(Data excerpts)
********
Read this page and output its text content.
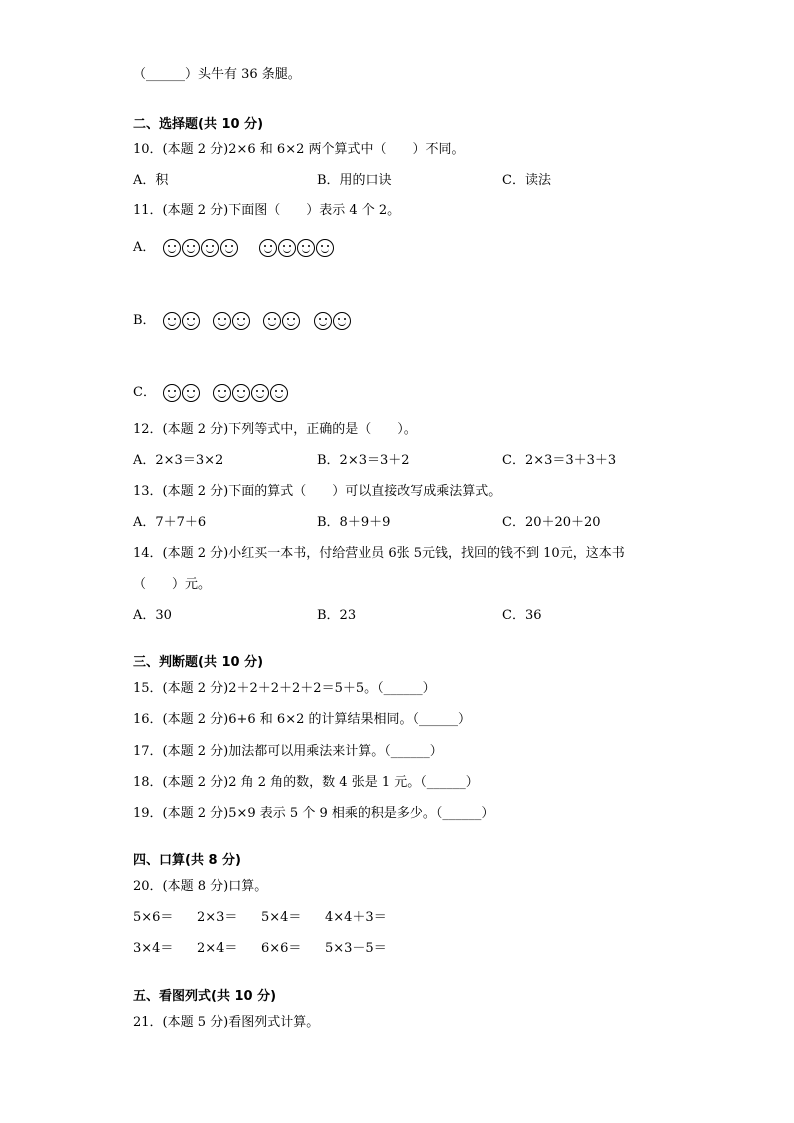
（______）头牛有 36 条腿。
二、选择题(共 10 分)
10．(本题 2 分)2×6 和 6×2 两个算式中（　　）不同。
A．积	B．用的口诀	C．读法
11．(本题 2 分)下面图（　　）表示 4 个 2。
A．
B．
C．
12．(本题 2 分)下列等式中，正确的是（　　）。
A．2×3＝3×2	B．2×3＝3＋2	C．2×3＝3＋3＋3
13．(本题 2 分)下面的算式（　　）可以直接改写成乘法算式。
A．7＋7＋6	B．8＋9＋9	C．20＋20＋20
14．(本题 2 分)小红买一本书，付给营业员 6张 5元钱，找回的钱不到 10元，这本书
（　　）元。
A．30	B．23	C．36
三、判断题(共 10 分)
15．(本题 2 分)2＋2＋2＋2＋2＝5＋5。（______）
16．(本题 2 分)6+6 和 6×2 的计算结果相同。（______）
17．(本题 2 分)加法都可以用乘法来计算。（______）
18．(本题 2 分)2 角 2 角的数，数 4 张是 1 元。（______）
19．(本题 2 分)5×9 表示 5 个 9 相乘的积是多少。（______）
四、口算(共 8 分)
20．(本题 8 分)口算。
5×6＝ 2×3＝ 5×4＝ 4×4＋3＝
3×4＝ 2×4＝ 6×6＝ 5×3－5＝
五、看图列式(共 10 分)
21．(本题 5 分)看图列式计算。
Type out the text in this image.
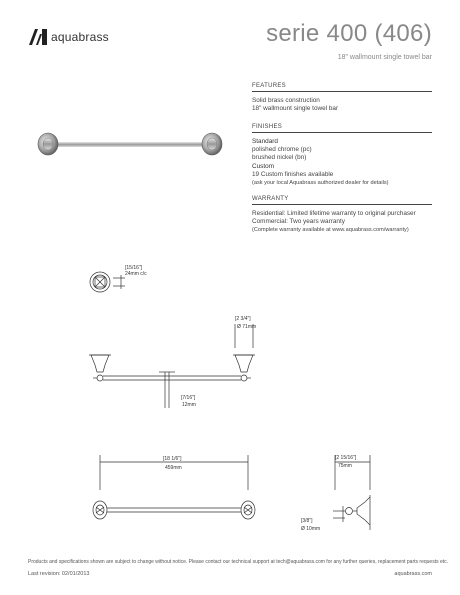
aquabrass	serie 400 (406)
18" wallmount single towel bar
FEATURES
Solid brass construction
18" wallmount single towel bar
FINISHES
Standard
polished chrome (pc)
brushed nickel (bn)
Custom
19 Custom finishes available
(ask your local Aquabrass authorized dealer for details)
WARRANTY
Residential: Limited lifetime warranty to original purchaser
Commercial: Two years warranty
(Complete warranty available at www.aquabrass.com/warranty)
[15/16"]
24mm c/c
[2 3/4"]
Ø 71mm
[7/16"]
12mm
[18 1/6"]
459mm
[2 15/16"]
75mm
[3/8"]
Ø 10mm
Products and specifications shown are subject to change without notice. Please contact our technical support at tech@aquabrass.com for any further queries, replacement parts requests etc.
Last revision: 02/01/2013	aquabrass.com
********
» **What you are asked to do**
Scan the entries above for the word "text" and collect each line holding it.

» **The completed task**
Read this page and output its text content.
Type out the text in this image.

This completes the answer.